● Direction
What is the number of lines in the entries that include the word "Montevideo"? Respond with the number only.

● Task material
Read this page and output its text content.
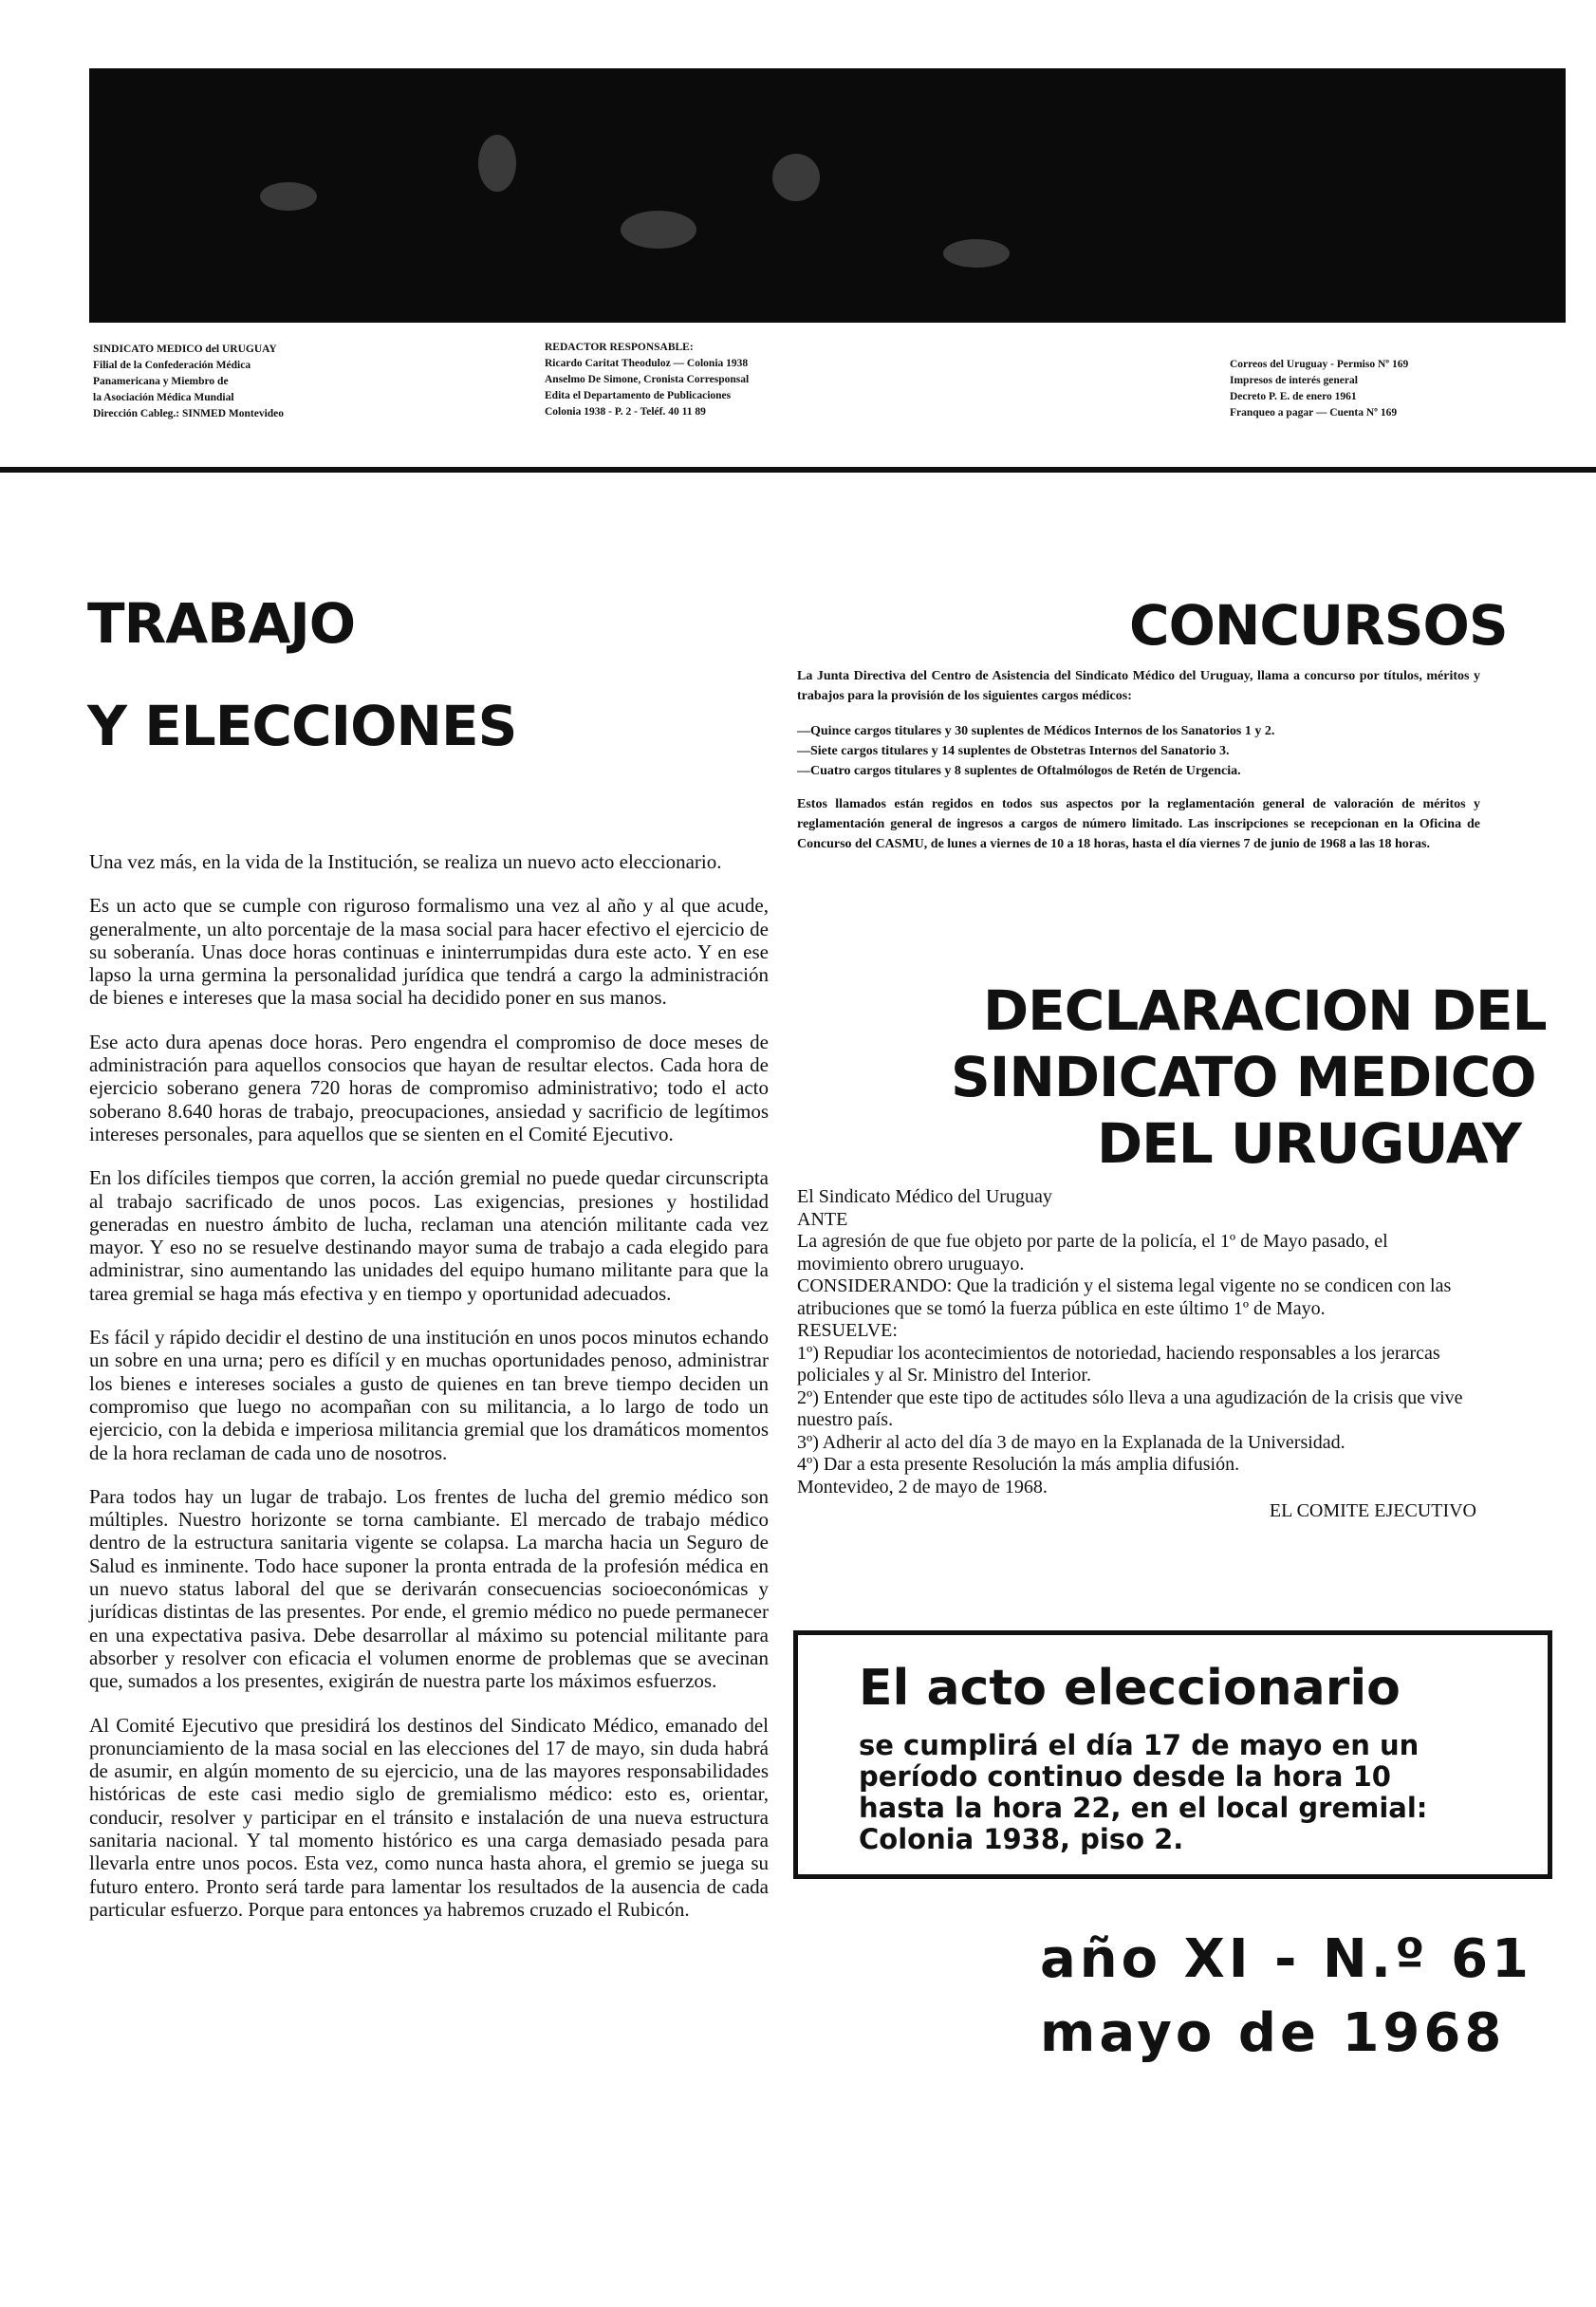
SINDICATO MEDICO del URUGUAY
Filial de la Confederación Médica
Panamericana y Miembro de
la Asociación Médica Mundial
Dirección Cableg.: SINMED Montevideo
REDACTOR RESPONSABLE:
Ricardo Caritat Theoduloz — Colonia 1938
Anselmo De Simone, Cronista Corresponsal
Edita el Departamento de Publicaciones
Colonia 1938 - P. 2 - Teléf. 40 11 89
Correos del Uruguay - Permiso Nº 169
Impresos de interés general
Decreto P. E. de enero 1961
Franqueo a pagar — Cuenta Nº 169
TRABAJO
Y ELECCIONES

Una vez más, en la vida de la Institución, se realiza un nuevo acto eleccionario.

Es un acto que se cumple con riguroso formalismo una vez al año y al que acude, generalmente, un alto porcentaje de la masa social para hacer efectivo el ejercicio de su soberanía. Unas doce horas continuas e ininterrumpidas dura este acto. Y en ese lapso la urna germina la personalidad jurídica que tendrá a cargo la administración de bienes e intereses que la masa social ha decidido poner en sus manos.

Ese acto dura apenas doce horas. Pero engendra el compromiso de doce meses de administración para aquellos consocios que hayan de resultar electos. Cada hora de ejercicio soberano genera 720 horas de compromiso administrativo; todo el acto soberano 8.640 horas de trabajo, preocupaciones, ansiedad y sacrificio de legítimos intereses personales, para aquellos que se sienten en el Comité Ejecutivo.

En los difíciles tiempos que corren, la acción gremial no puede quedar circunscripta al trabajo sacrificado de unos pocos. Las exigencias, presiones y hostilidad generadas en nuestro ámbito de lucha, reclaman una atención militante cada vez mayor. Y eso no se resuelve destinando mayor suma de trabajo a cada elegido para administrar, sino aumentando las unidades del equipo humano militante para que la tarea gremial se haga más efectiva y en tiempo y oportunidad adecuados.

Es fácil y rápido decidir el destino de una institución en unos pocos minutos echando un sobre en una urna; pero es difícil y en muchas oportunidades penoso, administrar los bienes e intereses sociales a gusto de quienes en tan breve tiempo deciden un compromiso que luego no acompañan con su militancia, a lo largo de todo un ejercicio, con la debida e imperiosa militancia gremial que los dramáticos momentos de la hora reclaman de cada uno de nosotros.

Para todos hay un lugar de trabajo. Los frentes de lucha del gremio médico son múltiples. Nuestro horizonte se torna cambiante. El mercado de trabajo médico dentro de la estructura sanitaria vigente se colapsa. La marcha hacia un Seguro de Salud es inminente. Todo hace suponer la pronta entrada de la profesión médica en un nuevo status laboral del que se derivarán consecuencias socioeconómicas y jurídicas distintas de las presentes. Por ende, el gremio médico no puede permanecer en una expectativa pasiva. Debe desarrollar al máximo su potencial militante para absorber y resolver con eficacia el volumen enorme de problemas que se avecinan que, sumados a los presentes, exigirán de nuestra parte los máximos esfuerzos.

Al Comité Ejecutivo que presidirá los destinos del Sindicato Médico, emanado del pronunciamiento de la masa social en las elecciones del 17 de mayo, sin duda habrá de asumir, en algún momento de su ejercicio, una de las mayores responsabilidades históricas de este casi medio siglo de gremialismo médico: esto es, orientar, conducir, resolver y participar en el tránsito e instalación de una nueva estructura sanitaria nacional. Y tal momento histórico es una carga demasiado pesada para llevarla entre unos pocos. Esta vez, como nunca hasta ahora, el gremio se juega su futuro entero. Pronto será tarde para lamentar los resultados de la ausencia de cada particular esfuerzo. Porque para entonces ya habremos cruzado el Rubicón.

CONCURSOS

La Junta Directiva del Centro de Asistencia del Sindicato Médico del Uruguay, llama a concurso por títulos, méritos y trabajos para la provisión de los siguientes cargos médicos:

—Quince cargos titulares y 30 suplentes de Médicos Internos de los Sanatorios 1 y 2.
—Siete cargos titulares y 14 suplentes de Obstetras Internos del Sanatorio 3.
—Cuatro cargos titulares y 8 suplentes de Oftalmólogos de Retén de Urgencia.

Estos llamados están regidos en todos sus aspectos por la reglamentación general de valoración de méritos y reglamentación general de ingresos a cargos de número limitado. Las inscripciones se recepcionan en la Oficina de Concurso del CASMU, de lunes a viernes de 10 a 18 horas, hasta el día viernes 7 de junio de 1968 a las 18 horas.

DECLARACION DEL
SINDICATO MEDICO
DEL URUGUAY

El Sindicato Médico del Uruguay

ANTE

La agresión de que fue objeto por parte de la policía, el 1º de Mayo pasado, el movimiento obrero uruguayo.

CONSIDERANDO: Que la tradición y el sistema legal vigente no se condicen con las atribuciones que se tomó la fuerza pública en este último 1º de Mayo.

RESUELVE:

1º) Repudiar los acontecimientos de notoriedad, haciendo responsables a los jerarcas policiales y al Sr. Ministro del Interior.

2º) Entender que este tipo de actitudes sólo lleva a una agudización de la crisis que vive nuestro país.

3º) Adherir al acto del día 3 de mayo en la Explanada de la Universidad.

4º) Dar a esta presente Resolución la más amplia difusión.

Montevideo, 2 de mayo de 1968.

EL COMITE EJECUTIVO

El acto eleccionario
se cumplirá el día 17 de mayo en un período continuo desde la hora 10 hasta la hora 22, en el local gremial: Colonia 1938, piso 2.
año XI - N.º 61
mayo de 1968
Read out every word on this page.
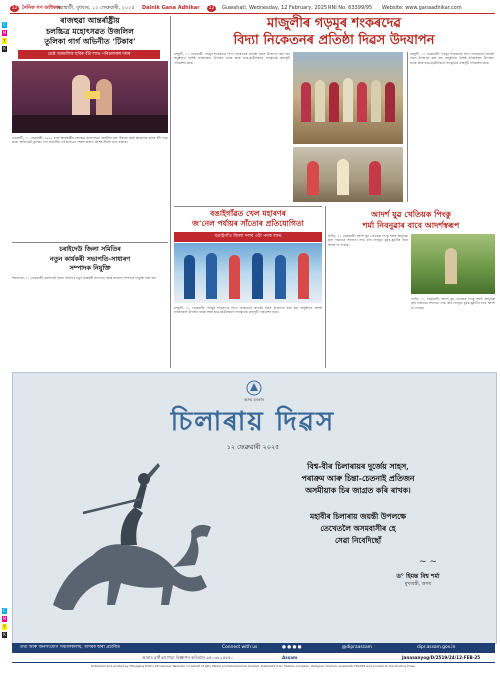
C
M
Y
K
C
M
Y
K
12 দৈনিক গণ অধিকাৰ
গুৱাহাটী, বুধবাৰ, ১২ ফেব্ৰুৱাৰী, ২০২৫ Dainik Gana Adhikar	12	Guwahati, Wednesday, 12 February, 2025 RNI No. 63399/95 Website: www.ganaadhikar.com
ৰাজহুৱা আন্তৰ্ৰাষ্ট্ৰীয়
চলচ্চিত্ৰ মহোৎসৱত উজলিল
তুলিকা গাৰ্গ অভিনীত ‘টিকাব’
শ্ৰেষ্ঠ আঞ্চলিক ছবিৰ বঁটা লাভ পৰিচালকৰ দলৰ
গুৱাহাটী, ১১ ফেব্ৰুৱাৰী: ২০২৫ চনৰ আন্তৰ্ৰাষ্ট্ৰীয় চলচ্চিত্ৰ মহোৎসৱত অসমীয়া ছবি টিকাবে শ্ৰেষ্ঠ আঞ্চলিক ছবিৰ বঁটা লাভ কৰে। অভিনেত্ৰী তুলিকা গাৰ্গ অভিনীত এই ছবিখনে দৰ্শকৰ মাজত বিশেষ সঁহাৰি লাভ কৰিছে।
চৰাইদেউ জিলা সমিতিৰ
নতুন কাৰ্যকৰী সভাপতি-সাধাৰণ
সম্পাদক নিযুক্তি
শিৱসাগৰ, ১১ ফেব্ৰুৱাৰী: চৰাইদেউ জিলা সমিতিৰ নতুন কাৰ্যকৰী সভাপতি আৰু সাধাৰণ সম্পাদক নিযুক্তি দিয়া হয়।
মাজুলীৰ গড়মূৰ শংকৰদেৱ
বিদ্যা নিকেতনৰ প্ৰতিষ্ঠা দিৱস উদযাপন
মাজুলী, ১১ ফেব্ৰুৱাৰী: গড়মূৰ শংকৰদেৱ বিদ্যা নিকেতনৰ প্ৰতিষ্ঠা দিৱস উদযাপন কৰা হয়। অনুষ্ঠানত বিশিষ্ট ব্যক্তিসকল উপস্থিত থাকে আৰু ছাত্ৰ-ছাত্ৰীসকলে সাংস্কৃতিক কাৰ্যসূচী পৰিৱেশন কৰে।
মাজুলী, ১১ ফেব্ৰুৱাৰী: গড়মূৰ শংকৰদেৱ বিদ্যা নিকেতনৰ প্ৰতিষ্ঠা দিৱস উদযাপন কৰা হয়। অনুষ্ঠানত বিশিষ্ট ব্যক্তিসকল উপস্থিত থাকে আৰু ছাত্ৰ-ছাত্ৰীসকলে সাংস্কৃতিক কাৰ্যসূচী পৰিৱেশন কৰে।
বঙাইগাঁৱত খেল মহাৰণৰ
জ’নেল পৰ্যায়ৰ সাঁতোৰ প্ৰতিযোগিতা
বঙাইগাঁও জিলা দলৰ ৩টা পদক লাভ
মাজুলী, ১১ ফেব্ৰুৱাৰী: গড়মূৰ শংকৰদেৱ বিদ্যা নিকেতনৰ প্ৰতিষ্ঠা দিৱস উদযাপন কৰা হয়। অনুষ্ঠানত বিশিষ্ট ব্যক্তিসকল উপস্থিত থাকে আৰু ছাত্ৰ-ছাত্ৰীসকলে সাংস্কৃতিক কাৰ্যসূচী পৰিৱেশন কৰে।
আদৰ্শ যুৱ খেতিয়ক পিংকু
শৰ্মা নিবনুৱাৰ বাবে আদৰ্শস্বৰূপ
নগাঁও, ১১ ফেব্ৰুৱাৰী: আদৰ্শ যুৱ খেতিয়ক পিংকু শৰ্মাই আধুনিক কৃষি পদ্ধতিৰে সফলতা লাভ কৰি নিবনুৱা যুৱক-যুৱতীৰ বাবে আদৰ্শ হৈ পৰিছে।
নগাঁও, ১১ ফেব্ৰুৱাৰী: আদৰ্শ যুৱ খেতিয়ক পিংকু শৰ্মাই আধুনিক কৃষি পদ্ধতিৰে সফলতা লাভ কৰি নিবনুৱা যুৱক-যুৱতীৰ বাবে আদৰ্শ হৈ পৰিছে।
অসম চৰকাৰ
চিলাৰায় দিৱস
১২ ফেব্ৰুৱাৰী ২০২৫
বিশ্ব-বীৰ চিলাৰায়ৰ দুৰ্জেয় সাহস,
পৰাক্ৰম আৰু চিন্তা-চেতনাই প্ৰতিজন
অসমীয়াক চিৰ জাগ্ৰত কৰি ৰাখক।
মহাবীৰ চিলাৰায় জয়ন্তী উপলক্ষে
তেখেতলৈ অসমবাসীৰ হে
সেৱা নিবেদিছোঁ
~ ~
ড° হিমন্ত বিশ্ব শৰ্মা
মুখ্যমন্ত্ৰী, অসম
তথ্য আৰু জনসংযোগ সঞ্চালকালয়, অসমৰ দ্বাৰা প্ৰচাৰিত	Connect with us	● ● ● ●	@dipraassam	dipr.assam.gov.in
আমাৰ ৱাৰ্ট ছাপোৱা বিজ্ঞাপন কৰিবলৈ ৯৫০৩৮২৫৫৫০	Assam	Janasanyog/D/2519/24/12-FEB-25
Published and printed by Managing Editor Dhirajmani Talukdar on behalf of Jelly Media Anchalmaanchal Limited. Published from Fazhan Complex, Hatigaon Chariali, Guwahati-781038 and printed at the Printing Press.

● Result for this exercise
2